[Data supplied]
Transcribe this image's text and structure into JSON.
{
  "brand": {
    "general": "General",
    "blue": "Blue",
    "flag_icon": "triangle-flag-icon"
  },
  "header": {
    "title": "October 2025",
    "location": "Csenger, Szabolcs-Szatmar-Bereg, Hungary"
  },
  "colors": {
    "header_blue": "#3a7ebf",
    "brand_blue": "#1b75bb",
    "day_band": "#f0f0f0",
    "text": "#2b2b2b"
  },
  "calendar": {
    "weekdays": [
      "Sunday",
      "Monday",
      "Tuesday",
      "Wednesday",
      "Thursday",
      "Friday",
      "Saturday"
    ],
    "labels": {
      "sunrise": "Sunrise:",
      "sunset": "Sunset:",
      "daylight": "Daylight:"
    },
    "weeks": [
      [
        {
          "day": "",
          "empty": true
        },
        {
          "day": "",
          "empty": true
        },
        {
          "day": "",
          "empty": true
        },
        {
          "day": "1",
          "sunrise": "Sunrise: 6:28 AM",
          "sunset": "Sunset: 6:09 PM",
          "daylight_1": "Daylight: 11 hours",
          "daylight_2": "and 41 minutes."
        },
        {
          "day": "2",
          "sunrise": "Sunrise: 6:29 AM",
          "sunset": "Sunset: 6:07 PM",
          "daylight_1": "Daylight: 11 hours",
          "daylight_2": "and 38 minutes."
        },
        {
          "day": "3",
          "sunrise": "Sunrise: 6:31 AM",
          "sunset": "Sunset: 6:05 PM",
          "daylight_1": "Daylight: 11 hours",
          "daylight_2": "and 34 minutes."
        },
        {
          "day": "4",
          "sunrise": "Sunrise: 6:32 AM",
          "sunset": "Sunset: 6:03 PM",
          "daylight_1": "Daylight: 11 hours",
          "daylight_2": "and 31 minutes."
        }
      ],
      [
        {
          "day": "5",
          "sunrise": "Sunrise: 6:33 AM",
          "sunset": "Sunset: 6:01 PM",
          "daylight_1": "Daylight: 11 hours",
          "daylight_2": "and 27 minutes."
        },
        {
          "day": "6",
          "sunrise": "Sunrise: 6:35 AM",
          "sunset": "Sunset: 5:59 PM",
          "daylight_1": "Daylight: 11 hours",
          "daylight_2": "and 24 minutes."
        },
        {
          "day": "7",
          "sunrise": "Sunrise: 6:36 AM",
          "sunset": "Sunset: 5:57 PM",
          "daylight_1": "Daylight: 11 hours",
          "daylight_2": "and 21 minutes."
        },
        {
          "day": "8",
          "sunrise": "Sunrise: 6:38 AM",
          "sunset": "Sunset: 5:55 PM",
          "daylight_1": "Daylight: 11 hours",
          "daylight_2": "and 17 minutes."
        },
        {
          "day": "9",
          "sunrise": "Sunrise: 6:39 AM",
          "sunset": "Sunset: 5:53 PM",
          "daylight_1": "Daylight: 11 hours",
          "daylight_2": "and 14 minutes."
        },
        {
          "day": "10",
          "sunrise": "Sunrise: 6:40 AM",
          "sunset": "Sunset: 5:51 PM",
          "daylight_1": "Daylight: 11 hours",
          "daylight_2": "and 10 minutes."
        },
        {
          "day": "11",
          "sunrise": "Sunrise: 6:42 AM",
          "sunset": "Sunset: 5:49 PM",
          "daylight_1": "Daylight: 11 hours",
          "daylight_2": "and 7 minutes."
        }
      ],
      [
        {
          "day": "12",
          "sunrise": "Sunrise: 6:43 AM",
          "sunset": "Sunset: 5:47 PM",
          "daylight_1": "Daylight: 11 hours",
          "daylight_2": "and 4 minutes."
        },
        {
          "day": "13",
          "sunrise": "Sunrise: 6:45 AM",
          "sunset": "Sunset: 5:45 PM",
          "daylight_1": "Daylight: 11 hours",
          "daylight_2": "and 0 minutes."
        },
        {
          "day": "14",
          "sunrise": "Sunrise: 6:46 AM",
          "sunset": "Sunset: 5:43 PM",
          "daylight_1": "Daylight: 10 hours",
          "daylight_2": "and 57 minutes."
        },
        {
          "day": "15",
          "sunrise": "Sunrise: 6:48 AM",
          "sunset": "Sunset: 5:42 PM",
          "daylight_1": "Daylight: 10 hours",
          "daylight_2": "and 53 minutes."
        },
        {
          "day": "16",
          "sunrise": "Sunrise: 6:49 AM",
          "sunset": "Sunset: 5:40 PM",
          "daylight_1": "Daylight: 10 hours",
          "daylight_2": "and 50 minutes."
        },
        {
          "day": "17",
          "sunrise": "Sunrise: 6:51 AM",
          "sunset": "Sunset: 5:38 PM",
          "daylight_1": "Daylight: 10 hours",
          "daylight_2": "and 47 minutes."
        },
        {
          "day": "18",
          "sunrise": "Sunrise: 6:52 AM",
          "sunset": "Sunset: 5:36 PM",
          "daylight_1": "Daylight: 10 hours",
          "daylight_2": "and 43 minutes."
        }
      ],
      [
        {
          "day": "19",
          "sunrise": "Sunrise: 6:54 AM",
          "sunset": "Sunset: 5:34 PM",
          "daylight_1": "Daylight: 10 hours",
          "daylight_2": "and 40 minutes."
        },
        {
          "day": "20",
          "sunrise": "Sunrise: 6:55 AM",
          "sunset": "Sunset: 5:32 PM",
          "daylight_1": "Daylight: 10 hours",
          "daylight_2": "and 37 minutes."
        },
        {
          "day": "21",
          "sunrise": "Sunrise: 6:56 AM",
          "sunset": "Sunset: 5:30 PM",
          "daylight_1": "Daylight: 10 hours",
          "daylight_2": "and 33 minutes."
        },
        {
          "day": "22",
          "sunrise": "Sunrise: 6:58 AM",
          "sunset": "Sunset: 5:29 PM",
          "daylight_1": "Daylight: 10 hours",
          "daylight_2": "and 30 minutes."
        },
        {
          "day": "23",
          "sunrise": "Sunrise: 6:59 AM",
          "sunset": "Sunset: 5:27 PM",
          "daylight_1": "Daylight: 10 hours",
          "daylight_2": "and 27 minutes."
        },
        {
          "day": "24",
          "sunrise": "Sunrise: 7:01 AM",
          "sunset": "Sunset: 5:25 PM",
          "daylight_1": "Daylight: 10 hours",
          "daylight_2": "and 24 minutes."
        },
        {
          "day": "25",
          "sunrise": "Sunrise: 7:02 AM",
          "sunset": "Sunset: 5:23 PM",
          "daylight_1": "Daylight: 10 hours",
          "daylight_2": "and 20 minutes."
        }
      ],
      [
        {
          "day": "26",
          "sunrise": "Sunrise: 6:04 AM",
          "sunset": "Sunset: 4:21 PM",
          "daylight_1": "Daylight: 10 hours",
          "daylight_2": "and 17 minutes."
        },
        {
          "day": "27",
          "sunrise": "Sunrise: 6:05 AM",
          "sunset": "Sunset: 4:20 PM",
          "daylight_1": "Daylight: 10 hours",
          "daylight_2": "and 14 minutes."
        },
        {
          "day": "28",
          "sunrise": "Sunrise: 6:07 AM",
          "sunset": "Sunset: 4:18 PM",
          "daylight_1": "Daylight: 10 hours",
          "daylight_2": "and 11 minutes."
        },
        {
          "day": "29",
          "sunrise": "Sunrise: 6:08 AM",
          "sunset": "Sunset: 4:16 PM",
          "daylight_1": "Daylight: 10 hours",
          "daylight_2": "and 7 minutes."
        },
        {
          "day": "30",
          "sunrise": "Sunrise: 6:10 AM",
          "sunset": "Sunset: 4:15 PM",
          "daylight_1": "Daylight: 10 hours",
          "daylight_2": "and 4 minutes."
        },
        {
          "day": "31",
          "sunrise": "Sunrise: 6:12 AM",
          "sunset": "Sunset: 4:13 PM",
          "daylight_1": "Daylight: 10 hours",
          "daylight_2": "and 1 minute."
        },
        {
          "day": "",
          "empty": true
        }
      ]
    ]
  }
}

[Set exercise] Every line above should be retyped exactly as given.

[Output for this task]
Transcribe this image's text and structure into JSON.
{
  "brand": {
    "general": "General",
    "blue": "Blue",
    "flag_icon": "triangle-flag-icon"
  },
  "header": {
    "title": "October 2025",
    "location": "Csenger, Szabolcs-Szatmar-Bereg, Hungary"
  },
  "colors": {
    "header_blue": "#3a7ebf",
    "brand_blue": "#1b75bb",
    "day_band": "#f0f0f0",
    "text": "#2b2b2b"
  },
  "calendar": {
    "weekdays": [
      "Sunday",
      "Monday",
      "Tuesday",
      "Wednesday",
      "Thursday",
      "Friday",
      "Saturday"
    ],
    "labels": {
      "sunrise": "Sunrise:",
      "sunset": "Sunset:",
      "daylight": "Daylight:"
    },
    "weeks": [
      [
        {
          "day": "",
          "empty": true
        },
        {
          "day": "",
          "empty": true
        },
        {
          "day": "",
          "empty": true
        },
        {
          "day": "1",
          "sunrise": "Sunrise: 6:28 AM",
          "sunset": "Sunset: 6:09 PM",
          "daylight_1": "Daylight: 11 hours",
          "daylight_2": "and 41 minutes."
        },
        {
          "day": "2",
          "sunrise": "Sunrise: 6:29 AM",
          "sunset": "Sunset: 6:07 PM",
          "daylight_1": "Daylight: 11 hours",
          "daylight_2": "and 38 minutes."
        },
        {
          "day": "3",
          "sunrise": "Sunrise: 6:31 AM",
          "sunset": "Sunset: 6:05 PM",
          "daylight_1": "Daylight: 11 hours",
          "daylight_2": "and 34 minutes."
        },
        {
          "day": "4",
          "sunrise": "Sunrise: 6:32 AM",
          "sunset": "Sunset: 6:03 PM",
          "daylight_1": "Daylight: 11 hours",
          "daylight_2": "and 31 minutes."
        }
      ],
      [
        {
          "day": "5",
          "sunrise": "Sunrise: 6:33 AM",
          "sunset": "Sunset: 6:01 PM",
          "daylight_1": "Daylight: 11 hours",
          "daylight_2": "and 27 minutes."
        },
        {
          "day": "6",
          "sunrise": "Sunrise: 6:35 AM",
          "sunset": "Sunset: 5:59 PM",
          "daylight_1": "Daylight: 11 hours",
          "daylight_2": "and 24 minutes."
        },
        {
          "day": "7",
          "sunrise": "Sunrise: 6:36 AM",
          "sunset": "Sunset: 5:57 PM",
          "daylight_1": "Daylight: 11 hours",
          "daylight_2": "and 21 minutes."
        },
        {
          "day": "8",
          "sunrise": "Sunrise: 6:38 AM",
          "sunset": "Sunset: 5:55 PM",
          "daylight_1": "Daylight: 11 hours",
          "daylight_2": "and 17 minutes."
        },
        {
          "day": "9",
          "sunrise": "Sunrise: 6:39 AM",
          "sunset": "Sunset: 5:53 PM",
          "daylight_1": "Daylight: 11 hours",
          "daylight_2": "and 14 minutes."
        },
        {
          "day": "10",
          "sunrise": "Sunrise: 6:40 AM",
          "sunset": "Sunset: 5:51 PM",
          "daylight_1": "Daylight: 11 hours",
          "daylight_2": "and 10 minutes."
        },
        {
          "day": "11",
          "sunrise": "Sunrise: 6:42 AM",
          "sunset": "Sunset: 5:49 PM",
          "daylight_1": "Daylight: 11 hours",
          "daylight_2": "and 7 minutes."
        }
      ],
      [
        {
          "day": "12",
          "sunrise": "Sunrise: 6:43 AM",
          "sunset": "Sunset: 5:47 PM",
          "daylight_1": "Daylight: 11 hours",
          "daylight_2": "and 4 minutes."
        },
        {
          "day": "13",
          "sunrise": "Sunrise: 6:45 AM",
          "sunset": "Sunset: 5:45 PM",
          "daylight_1": "Daylight: 11 hours",
          "daylight_2": "and 0 minutes."
        },
        {
          "day": "14",
          "sunrise": "Sunrise: 6:46 AM",
          "sunset": "Sunset: 5:43 PM",
          "daylight_1": "Daylight: 10 hours",
          "daylight_2": "and 57 minutes."
        },
        {
          "day": "15",
          "sunrise": "Sunrise: 6:48 AM",
          "sunset": "Sunset: 5:42 PM",
          "daylight_1": "Daylight: 10 hours",
          "daylight_2": "and 53 minutes."
        },
        {
          "day": "16",
          "sunrise": "Sunrise: 6:49 AM",
          "sunset": "Sunset: 5:40 PM",
          "daylight_1": "Daylight: 10 hours",
          "daylight_2": "and 50 minutes."
        },
        {
          "day": "17",
          "sunrise": "Sunrise: 6:51 AM",
          "sunset": "Sunset: 5:38 PM",
          "daylight_1": "Daylight: 10 hours",
          "daylight_2": "and 47 minutes."
        },
        {
          "day": "18",
          "sunrise": "Sunrise: 6:52 AM",
          "sunset": "Sunset: 5:36 PM",
          "daylight_1": "Daylight: 10 hours",
          "daylight_2": "and 43 minutes."
        }
      ],
      [
        {
          "day": "19",
          "sunrise": "Sunrise: 6:54 AM",
          "sunset": "Sunset: 5:34 PM",
          "daylight_1": "Daylight: 10 hours",
          "daylight_2": "and 40 minutes."
        },
        {
          "day": "20",
          "sunrise": "Sunrise: 6:55 AM",
          "sunset": "Sunset: 5:32 PM",
          "daylight_1": "Daylight: 10 hours",
          "daylight_2": "and 37 minutes."
        },
        {
          "day": "21",
          "sunrise": "Sunrise: 6:56 AM",
          "sunset": "Sunset: 5:30 PM",
          "daylight_1": "Daylight: 10 hours",
          "daylight_2": "and 33 minutes."
        },
        {
          "day": "22",
          "sunrise": "Sunrise: 6:58 AM",
          "sunset": "Sunset: 5:29 PM",
          "daylight_1": "Daylight: 10 hours",
          "daylight_2": "and 30 minutes."
        },
        {
          "day": "23",
          "sunrise": "Sunrise: 6:59 AM",
          "sunset": "Sunset: 5:27 PM",
          "daylight_1": "Daylight: 10 hours",
          "daylight_2": "and 27 minutes."
        },
        {
          "day": "24",
          "sunrise": "Sunrise: 7:01 AM",
          "sunset": "Sunset: 5:25 PM",
          "daylight_1": "Daylight: 10 hours",
          "daylight_2": "and 24 minutes."
        },
        {
          "day": "25",
          "sunrise": "Sunrise: 7:02 AM",
          "sunset": "Sunset: 5:23 PM",
          "daylight_1": "Daylight: 10 hours",
          "daylight_2": "and 20 minutes."
        }
      ],
      [
        {
          "day": "26",
          "sunrise": "Sunrise: 6:04 AM",
          "sunset": "Sunset: 4:21 PM",
          "daylight_1": "Daylight: 10 hours",
          "daylight_2": "and 17 minutes."
        },
        {
          "day": "27",
          "sunrise": "Sunrise: 6:05 AM",
          "sunset": "Sunset: 4:20 PM",
          "daylight_1": "Daylight: 10 hours",
          "daylight_2": "and 14 minutes."
        },
        {
          "day": "28",
          "sunrise": "Sunrise: 6:07 AM",
          "sunset": "Sunset: 4:18 PM",
          "daylight_1": "Daylight: 10 hours",
          "daylight_2": "and 11 minutes."
        },
        {
          "day": "29",
          "sunrise": "Sunrise: 6:08 AM",
          "sunset": "Sunset: 4:16 PM",
          "daylight_1": "Daylight: 10 hours",
          "daylight_2": "and 7 minutes."
        },
        {
          "day": "30",
          "sunrise": "Sunrise: 6:10 AM",
          "sunset": "Sunset: 4:15 PM",
          "daylight_1": "Daylight: 10 hours",
          "daylight_2": "and 4 minutes."
        },
        {
          "day": "31",
          "sunrise": "Sunrise: 6:12 AM",
          "sunset": "Sunset: 4:13 PM",
          "daylight_1": "Daylight: 10 hours",
          "daylight_2": "and 1 minute."
        },
        {
          "day": "",
          "empty": true
        }
      ]
    ]
  }
}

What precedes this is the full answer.